• REQUEST:
Which lines below hold the word "JSON"? Report each one.

• DATA FOR PROCESSING:
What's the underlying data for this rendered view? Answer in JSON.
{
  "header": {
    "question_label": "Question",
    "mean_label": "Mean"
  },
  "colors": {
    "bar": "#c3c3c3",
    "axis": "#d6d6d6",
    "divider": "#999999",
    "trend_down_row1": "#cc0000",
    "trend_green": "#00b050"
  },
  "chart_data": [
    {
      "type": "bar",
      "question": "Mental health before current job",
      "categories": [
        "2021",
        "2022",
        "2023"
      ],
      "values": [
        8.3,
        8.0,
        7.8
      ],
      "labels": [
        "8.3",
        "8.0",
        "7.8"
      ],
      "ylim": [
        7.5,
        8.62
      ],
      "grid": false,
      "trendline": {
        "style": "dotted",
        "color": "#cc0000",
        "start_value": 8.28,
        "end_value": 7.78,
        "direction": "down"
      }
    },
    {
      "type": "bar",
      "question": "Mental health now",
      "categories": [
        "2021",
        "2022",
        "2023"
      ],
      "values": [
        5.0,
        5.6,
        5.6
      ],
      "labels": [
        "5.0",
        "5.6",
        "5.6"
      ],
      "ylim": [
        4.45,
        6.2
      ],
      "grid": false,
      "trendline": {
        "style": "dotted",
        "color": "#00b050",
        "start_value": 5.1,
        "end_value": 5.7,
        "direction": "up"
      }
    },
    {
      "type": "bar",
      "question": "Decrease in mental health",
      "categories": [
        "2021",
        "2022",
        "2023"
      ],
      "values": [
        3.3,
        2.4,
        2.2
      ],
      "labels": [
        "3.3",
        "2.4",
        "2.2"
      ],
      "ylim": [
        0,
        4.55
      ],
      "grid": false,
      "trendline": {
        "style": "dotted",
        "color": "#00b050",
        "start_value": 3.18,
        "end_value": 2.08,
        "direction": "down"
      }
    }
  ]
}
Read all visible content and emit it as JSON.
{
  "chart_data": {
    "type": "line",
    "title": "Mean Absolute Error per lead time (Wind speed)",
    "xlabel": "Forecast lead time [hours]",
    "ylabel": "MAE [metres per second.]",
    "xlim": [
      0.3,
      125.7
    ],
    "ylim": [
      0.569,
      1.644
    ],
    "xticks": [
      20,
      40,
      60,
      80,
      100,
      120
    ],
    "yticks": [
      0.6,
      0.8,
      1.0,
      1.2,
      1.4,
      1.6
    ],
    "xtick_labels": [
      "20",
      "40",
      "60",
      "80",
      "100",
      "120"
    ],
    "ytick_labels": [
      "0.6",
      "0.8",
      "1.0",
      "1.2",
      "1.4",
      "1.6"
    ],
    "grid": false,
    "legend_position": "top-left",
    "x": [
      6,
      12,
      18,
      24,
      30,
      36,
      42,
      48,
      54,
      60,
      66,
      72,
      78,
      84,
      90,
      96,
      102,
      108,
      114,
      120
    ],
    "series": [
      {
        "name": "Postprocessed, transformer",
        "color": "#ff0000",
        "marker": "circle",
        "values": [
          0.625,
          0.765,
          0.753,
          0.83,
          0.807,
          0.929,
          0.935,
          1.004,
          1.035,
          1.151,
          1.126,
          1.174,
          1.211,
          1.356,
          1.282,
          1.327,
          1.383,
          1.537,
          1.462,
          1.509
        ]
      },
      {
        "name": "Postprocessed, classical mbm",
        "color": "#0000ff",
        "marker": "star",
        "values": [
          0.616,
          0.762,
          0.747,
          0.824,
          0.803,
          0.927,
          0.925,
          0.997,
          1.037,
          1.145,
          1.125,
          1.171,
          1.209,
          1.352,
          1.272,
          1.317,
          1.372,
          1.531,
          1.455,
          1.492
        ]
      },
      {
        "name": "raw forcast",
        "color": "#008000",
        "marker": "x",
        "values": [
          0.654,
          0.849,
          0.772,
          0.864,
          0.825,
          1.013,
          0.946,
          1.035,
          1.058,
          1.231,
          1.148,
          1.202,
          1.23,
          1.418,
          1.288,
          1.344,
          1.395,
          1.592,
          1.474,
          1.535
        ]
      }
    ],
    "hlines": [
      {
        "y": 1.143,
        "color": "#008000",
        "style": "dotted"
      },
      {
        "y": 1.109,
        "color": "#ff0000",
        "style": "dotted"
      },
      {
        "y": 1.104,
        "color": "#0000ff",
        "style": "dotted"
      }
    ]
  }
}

• FINAL RESULT:
What's the underlying data for this rendered view? Answer in JSON.
Read all visible content and emit it as JSON.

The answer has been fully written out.